Present every line of the entries below as a numbered list, omitting any blank lines.

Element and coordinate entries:
## Begin
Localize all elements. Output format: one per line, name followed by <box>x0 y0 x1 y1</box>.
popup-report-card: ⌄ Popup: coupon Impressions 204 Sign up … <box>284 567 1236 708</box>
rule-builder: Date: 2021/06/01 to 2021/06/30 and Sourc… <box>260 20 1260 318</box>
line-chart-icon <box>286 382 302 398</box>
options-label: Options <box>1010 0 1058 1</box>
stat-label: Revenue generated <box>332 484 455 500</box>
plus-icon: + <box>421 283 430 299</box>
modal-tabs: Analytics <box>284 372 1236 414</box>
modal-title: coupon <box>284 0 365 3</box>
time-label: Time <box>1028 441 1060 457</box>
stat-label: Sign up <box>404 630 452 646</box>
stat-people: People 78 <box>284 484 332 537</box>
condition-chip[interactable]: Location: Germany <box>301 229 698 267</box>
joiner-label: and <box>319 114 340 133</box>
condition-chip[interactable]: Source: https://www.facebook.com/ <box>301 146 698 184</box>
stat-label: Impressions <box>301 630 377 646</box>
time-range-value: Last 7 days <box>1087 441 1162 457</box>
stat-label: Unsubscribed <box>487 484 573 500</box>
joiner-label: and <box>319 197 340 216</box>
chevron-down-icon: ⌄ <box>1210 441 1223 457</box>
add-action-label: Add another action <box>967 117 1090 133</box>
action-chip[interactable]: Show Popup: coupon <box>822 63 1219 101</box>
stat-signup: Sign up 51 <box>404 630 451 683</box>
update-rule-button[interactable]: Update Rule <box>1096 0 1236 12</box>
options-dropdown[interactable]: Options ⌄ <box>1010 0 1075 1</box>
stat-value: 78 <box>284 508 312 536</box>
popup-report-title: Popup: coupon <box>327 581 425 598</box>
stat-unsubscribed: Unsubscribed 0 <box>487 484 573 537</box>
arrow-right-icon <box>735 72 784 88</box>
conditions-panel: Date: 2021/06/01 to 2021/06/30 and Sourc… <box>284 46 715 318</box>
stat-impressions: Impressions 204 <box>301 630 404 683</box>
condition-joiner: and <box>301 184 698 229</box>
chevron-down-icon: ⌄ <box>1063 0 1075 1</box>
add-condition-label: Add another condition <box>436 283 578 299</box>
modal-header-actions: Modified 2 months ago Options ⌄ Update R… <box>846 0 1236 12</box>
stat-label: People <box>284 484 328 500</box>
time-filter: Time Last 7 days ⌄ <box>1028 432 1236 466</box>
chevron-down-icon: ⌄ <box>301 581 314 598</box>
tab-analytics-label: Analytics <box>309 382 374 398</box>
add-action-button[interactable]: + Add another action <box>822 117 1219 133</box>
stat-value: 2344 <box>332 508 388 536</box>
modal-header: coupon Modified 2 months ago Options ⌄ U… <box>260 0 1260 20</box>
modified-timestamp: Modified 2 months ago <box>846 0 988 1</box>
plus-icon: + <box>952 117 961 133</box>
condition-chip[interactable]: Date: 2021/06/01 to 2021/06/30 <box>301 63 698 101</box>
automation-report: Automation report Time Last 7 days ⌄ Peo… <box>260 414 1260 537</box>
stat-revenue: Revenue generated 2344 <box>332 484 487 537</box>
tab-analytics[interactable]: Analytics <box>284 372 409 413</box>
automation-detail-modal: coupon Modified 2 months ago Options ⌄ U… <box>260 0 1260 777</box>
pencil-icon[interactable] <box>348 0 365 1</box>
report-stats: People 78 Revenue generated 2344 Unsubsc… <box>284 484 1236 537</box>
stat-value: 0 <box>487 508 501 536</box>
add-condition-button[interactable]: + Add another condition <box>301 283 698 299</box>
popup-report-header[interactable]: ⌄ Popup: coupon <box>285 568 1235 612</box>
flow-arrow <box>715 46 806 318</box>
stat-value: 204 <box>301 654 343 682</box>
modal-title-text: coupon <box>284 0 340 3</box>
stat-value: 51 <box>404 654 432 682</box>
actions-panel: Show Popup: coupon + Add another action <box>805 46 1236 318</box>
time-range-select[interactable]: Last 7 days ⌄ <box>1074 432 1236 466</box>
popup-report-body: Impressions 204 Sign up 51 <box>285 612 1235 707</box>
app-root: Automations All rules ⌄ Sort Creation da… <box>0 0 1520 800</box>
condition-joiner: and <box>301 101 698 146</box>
## End
**Exercise answer**
1. Localize all elements. Output format: one per line, name followed by <box>x0 y0 x1 y1</box>.
2. popup-report-card: ⌄ Popup: coupon Impressions 204 Sign up … <box>284 567 1236 708</box>
3. rule-builder: Date: 2021/06/01 to 2021/06/30 and Sourc… <box>260 20 1260 318</box>
4. line-chart-icon <box>286 382 302 398</box>
5. options-label: Options <box>1010 0 1058 1</box>
6. stat-label: Revenue generated <box>332 484 455 500</box>
7. plus-icon: + <box>421 283 430 299</box>
8. modal-tabs: Analytics <box>284 372 1236 414</box>
9. modal-title: coupon <box>284 0 365 3</box>
10. time-label: Time <box>1028 441 1060 457</box>
11. stat-label: Sign up <box>404 630 452 646</box>
12. stat-people: People 78 <box>284 484 332 537</box>
13. condition-chip[interactable]: Location: Germany <box>301 229 698 267</box>
14. joiner-label: and <box>319 114 340 133</box>
15. condition-chip[interactable]: Source: https://www.facebook.com/ <box>301 146 698 184</box>
16. stat-label: Impressions <box>301 630 377 646</box>
17. time-range-value: Last 7 days <box>1087 441 1162 457</box>
18. stat-label: Unsubscribed <box>487 484 573 500</box>
19. joiner-label: and <box>319 197 340 216</box>
20. chevron-down-icon: ⌄ <box>1210 441 1223 457</box>
21. add-action-label: Add another action <box>967 117 1090 133</box>
22. action-chip[interactable]: Show Popup: coupon <box>822 63 1219 101</box>
23. stat-signup: Sign up 51 <box>404 630 451 683</box>
24. update-rule-button[interactable]: Update Rule <box>1096 0 1236 12</box>
25. options-dropdown[interactable]: Options ⌄ <box>1010 0 1075 1</box>
26. stat-value: 78 <box>284 508 312 536</box>
27. popup-report-title: Popup: coupon <box>327 581 425 598</box>
28. stat-unsubscribed: Unsubscribed 0 <box>487 484 573 537</box>
29. arrow-right-icon <box>735 72 784 88</box>
30. conditions-panel: Date: 2021/06/01 to 2021/06/30 and Sourc… <box>284 46 715 318</box>
31. stat-impressions: Impressions 204 <box>301 630 404 683</box>
32. condition-joiner: and <box>301 184 698 229</box>
33. chevron-down-icon: ⌄ <box>1063 0 1075 1</box>
34. add-condition-label: Add another condition <box>436 283 578 299</box>
35. modal-header-actions: Modified 2 months ago Options ⌄ Update R… <box>846 0 1236 12</box>
36. stat-label: People <box>284 484 328 500</box>
37. time-filter: Time Last 7 days ⌄ <box>1028 432 1236 466</box>
38. chevron-down-icon: ⌄ <box>301 581 314 598</box>
39. tab-analytics-label: Analytics <box>309 382 374 398</box>
40. add-action-button[interactable]: + Add another action <box>822 117 1219 133</box>
41. stat-value: 2344 <box>332 508 388 536</box>
42. modal-header: coupon Modified 2 months ago Options ⌄ U… <box>260 0 1260 20</box>
43. modified-timestamp: Modified 2 months ago <box>846 0 988 1</box>
44. plus-icon: + <box>952 117 961 133</box>
45. condition-chip[interactable]: Date: 2021/06/01 to 2021/06/30 <box>301 63 698 101</box>
46. automation-report: Automation report Time Last 7 days ⌄ Peo… <box>260 414 1260 537</box>
47. stat-revenue: Revenue generated 2344 <box>332 484 487 537</box>
48. tab-analytics[interactable]: Analytics <box>284 372 409 413</box>
49. automation-detail-modal: coupon Modified 2 months ago Options ⌄ U… <box>260 0 1260 777</box>
50. pencil-icon[interactable] <box>348 0 365 1</box>
51. report-stats: People 78 Revenue generated 2344 Unsubsc… <box>284 484 1236 537</box>
52. stat-value: 0 <box>487 508 501 536</box>
53. add-condition-button[interactable]: + Add another condition <box>301 283 698 299</box>
54. popup-report-header[interactable]: ⌄ Popup: coupon <box>285 568 1235 612</box>
55. flow-arrow <box>715 46 806 318</box>
56. stat-value: 204 <box>301 654 343 682</box>
57. modal-title-text: coupon <box>284 0 340 3</box>
58. stat-value: 51 <box>404 654 432 682</box>
59. actions-panel: Show Popup: coupon + Add another action <box>805 46 1236 318</box>
60. time-range-select[interactable]: Last 7 days ⌄ <box>1074 432 1236 466</box>
61. popup-report-body: Impressions 204 Sign up 51 <box>285 612 1235 707</box>
62. app-root: Automations All rules ⌄ Sort Creation da… <box>0 0 1520 800</box>
63. condition-joiner: and <box>301 101 698 146</box>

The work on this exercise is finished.